Search the material for the word "grupo" and copy each line that holds it.

** start RECORDS SUPPLIED **

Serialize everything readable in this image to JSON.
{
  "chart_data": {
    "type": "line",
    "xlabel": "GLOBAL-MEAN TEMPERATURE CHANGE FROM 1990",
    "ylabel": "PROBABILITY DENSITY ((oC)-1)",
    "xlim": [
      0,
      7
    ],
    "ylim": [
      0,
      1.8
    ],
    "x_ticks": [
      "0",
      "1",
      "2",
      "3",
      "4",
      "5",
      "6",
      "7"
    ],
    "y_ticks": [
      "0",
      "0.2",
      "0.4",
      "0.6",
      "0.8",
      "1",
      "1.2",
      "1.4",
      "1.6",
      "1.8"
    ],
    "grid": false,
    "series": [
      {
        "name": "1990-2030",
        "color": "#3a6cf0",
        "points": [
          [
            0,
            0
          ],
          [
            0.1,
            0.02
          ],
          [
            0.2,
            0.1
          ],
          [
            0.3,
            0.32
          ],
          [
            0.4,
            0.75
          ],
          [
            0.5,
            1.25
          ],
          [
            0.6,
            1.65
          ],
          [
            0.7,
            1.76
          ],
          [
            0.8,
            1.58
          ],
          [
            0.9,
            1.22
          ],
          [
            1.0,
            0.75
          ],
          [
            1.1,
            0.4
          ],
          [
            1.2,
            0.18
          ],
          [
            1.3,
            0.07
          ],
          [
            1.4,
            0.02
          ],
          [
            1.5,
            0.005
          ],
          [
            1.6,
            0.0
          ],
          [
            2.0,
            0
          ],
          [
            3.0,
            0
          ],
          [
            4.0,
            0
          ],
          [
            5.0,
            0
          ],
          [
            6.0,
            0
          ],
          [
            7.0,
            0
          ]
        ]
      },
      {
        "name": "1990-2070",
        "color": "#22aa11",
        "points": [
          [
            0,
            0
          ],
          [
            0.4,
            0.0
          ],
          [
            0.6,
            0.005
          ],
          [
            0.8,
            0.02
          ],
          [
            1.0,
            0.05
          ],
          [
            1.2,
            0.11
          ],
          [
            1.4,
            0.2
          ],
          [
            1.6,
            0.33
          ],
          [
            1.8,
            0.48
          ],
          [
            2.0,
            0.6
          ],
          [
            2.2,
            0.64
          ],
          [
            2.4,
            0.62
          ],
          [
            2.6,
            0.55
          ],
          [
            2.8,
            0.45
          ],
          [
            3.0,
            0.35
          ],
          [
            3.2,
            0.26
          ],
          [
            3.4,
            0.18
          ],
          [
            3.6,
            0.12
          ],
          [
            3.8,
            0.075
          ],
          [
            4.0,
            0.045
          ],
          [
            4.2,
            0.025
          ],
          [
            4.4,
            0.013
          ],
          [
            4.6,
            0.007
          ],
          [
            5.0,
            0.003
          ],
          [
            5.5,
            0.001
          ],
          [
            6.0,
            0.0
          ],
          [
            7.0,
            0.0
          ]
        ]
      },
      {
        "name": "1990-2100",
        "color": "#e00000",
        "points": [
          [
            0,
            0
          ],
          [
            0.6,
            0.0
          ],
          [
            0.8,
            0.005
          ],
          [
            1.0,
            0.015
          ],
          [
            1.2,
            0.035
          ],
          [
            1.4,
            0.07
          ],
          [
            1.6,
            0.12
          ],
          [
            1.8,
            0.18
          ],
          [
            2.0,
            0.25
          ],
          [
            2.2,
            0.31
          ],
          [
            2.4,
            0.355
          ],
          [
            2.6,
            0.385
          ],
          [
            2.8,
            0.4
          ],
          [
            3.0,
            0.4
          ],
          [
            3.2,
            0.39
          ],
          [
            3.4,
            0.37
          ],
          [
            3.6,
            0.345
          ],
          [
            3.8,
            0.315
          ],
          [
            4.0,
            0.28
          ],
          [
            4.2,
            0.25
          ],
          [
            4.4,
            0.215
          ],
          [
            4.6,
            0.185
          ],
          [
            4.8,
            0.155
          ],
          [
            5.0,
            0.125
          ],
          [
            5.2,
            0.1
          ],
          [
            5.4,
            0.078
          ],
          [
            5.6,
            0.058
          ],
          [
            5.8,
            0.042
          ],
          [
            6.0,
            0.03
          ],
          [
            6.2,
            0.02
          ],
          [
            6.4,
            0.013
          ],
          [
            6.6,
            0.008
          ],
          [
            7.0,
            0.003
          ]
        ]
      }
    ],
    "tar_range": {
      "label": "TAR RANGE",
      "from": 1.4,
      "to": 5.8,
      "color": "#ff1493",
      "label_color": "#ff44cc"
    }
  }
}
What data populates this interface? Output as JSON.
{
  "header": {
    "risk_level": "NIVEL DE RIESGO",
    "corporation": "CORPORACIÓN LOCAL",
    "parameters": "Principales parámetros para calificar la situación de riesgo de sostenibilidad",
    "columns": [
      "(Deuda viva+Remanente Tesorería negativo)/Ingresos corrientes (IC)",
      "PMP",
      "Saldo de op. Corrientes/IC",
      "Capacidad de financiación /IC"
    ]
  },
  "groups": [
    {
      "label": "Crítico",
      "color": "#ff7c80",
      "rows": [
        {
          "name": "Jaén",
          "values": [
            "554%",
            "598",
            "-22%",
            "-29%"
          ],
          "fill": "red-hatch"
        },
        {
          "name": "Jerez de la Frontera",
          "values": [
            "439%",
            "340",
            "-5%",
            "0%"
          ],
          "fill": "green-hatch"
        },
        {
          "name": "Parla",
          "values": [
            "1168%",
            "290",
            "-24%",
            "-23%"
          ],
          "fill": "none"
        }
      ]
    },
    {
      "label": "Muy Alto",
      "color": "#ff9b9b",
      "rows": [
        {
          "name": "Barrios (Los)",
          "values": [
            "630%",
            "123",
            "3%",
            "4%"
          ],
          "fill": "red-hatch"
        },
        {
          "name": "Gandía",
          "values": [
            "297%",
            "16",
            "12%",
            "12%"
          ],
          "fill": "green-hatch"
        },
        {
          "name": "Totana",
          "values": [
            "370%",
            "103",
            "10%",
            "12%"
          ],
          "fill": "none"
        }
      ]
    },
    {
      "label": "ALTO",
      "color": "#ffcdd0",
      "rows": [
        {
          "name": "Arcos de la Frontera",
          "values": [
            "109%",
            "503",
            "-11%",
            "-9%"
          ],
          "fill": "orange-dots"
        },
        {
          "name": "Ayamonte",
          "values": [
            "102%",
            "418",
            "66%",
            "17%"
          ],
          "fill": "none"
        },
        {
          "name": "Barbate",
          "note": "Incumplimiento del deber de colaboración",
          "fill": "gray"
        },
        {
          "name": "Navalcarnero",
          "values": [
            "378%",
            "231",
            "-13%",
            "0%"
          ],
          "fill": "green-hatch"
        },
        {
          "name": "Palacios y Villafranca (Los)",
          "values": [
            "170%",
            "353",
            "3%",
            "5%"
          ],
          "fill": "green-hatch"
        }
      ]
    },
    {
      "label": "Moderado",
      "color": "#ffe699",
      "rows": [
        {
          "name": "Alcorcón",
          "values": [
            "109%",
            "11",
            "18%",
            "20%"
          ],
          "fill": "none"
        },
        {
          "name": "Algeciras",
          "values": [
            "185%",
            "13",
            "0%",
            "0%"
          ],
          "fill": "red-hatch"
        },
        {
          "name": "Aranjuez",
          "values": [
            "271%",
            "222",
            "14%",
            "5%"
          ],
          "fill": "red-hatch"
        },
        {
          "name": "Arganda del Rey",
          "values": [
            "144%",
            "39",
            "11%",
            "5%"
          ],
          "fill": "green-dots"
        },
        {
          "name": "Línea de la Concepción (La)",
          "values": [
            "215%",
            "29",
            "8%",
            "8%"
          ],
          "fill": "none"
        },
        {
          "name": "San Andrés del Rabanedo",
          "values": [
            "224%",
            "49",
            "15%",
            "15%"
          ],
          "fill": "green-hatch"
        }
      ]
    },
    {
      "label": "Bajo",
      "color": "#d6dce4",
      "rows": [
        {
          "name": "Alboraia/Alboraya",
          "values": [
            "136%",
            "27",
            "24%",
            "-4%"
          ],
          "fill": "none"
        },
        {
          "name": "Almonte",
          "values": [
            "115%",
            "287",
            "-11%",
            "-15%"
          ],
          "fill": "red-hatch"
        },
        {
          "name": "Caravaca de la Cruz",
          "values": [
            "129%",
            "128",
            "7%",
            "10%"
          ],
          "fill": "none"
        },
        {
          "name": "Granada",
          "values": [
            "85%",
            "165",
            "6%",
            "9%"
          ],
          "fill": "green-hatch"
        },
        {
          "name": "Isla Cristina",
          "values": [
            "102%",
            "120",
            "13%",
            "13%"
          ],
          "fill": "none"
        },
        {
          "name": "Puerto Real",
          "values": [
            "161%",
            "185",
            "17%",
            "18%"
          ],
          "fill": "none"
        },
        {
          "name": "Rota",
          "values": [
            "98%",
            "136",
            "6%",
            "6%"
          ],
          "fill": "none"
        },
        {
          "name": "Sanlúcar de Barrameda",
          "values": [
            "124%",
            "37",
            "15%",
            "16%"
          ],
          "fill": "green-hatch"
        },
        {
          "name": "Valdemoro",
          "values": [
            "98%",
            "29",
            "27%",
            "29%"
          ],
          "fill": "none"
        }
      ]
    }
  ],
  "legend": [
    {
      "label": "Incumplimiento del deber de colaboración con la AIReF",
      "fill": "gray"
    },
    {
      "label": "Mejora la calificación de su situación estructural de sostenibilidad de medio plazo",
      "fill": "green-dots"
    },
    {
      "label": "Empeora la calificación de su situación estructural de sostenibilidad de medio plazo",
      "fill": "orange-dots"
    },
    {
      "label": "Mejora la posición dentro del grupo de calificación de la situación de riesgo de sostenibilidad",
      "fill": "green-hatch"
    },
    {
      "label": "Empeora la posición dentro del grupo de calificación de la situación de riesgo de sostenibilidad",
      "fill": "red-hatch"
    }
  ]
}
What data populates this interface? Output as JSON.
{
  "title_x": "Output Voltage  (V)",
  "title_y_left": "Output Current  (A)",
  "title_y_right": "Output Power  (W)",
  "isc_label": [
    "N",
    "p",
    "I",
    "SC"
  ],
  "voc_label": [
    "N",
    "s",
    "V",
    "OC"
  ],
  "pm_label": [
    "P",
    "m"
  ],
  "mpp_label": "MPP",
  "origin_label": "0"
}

** end RECORDS SUPPLIED **

» EXPECTED ANSWER
      "label": "Mejora la posición dentro del grupo de calificación de la situación de riesgo de sostenibilidad",
      "label": "Empeora la posición dentro del grupo de calificación de la situación de riesgo de sostenibilidad",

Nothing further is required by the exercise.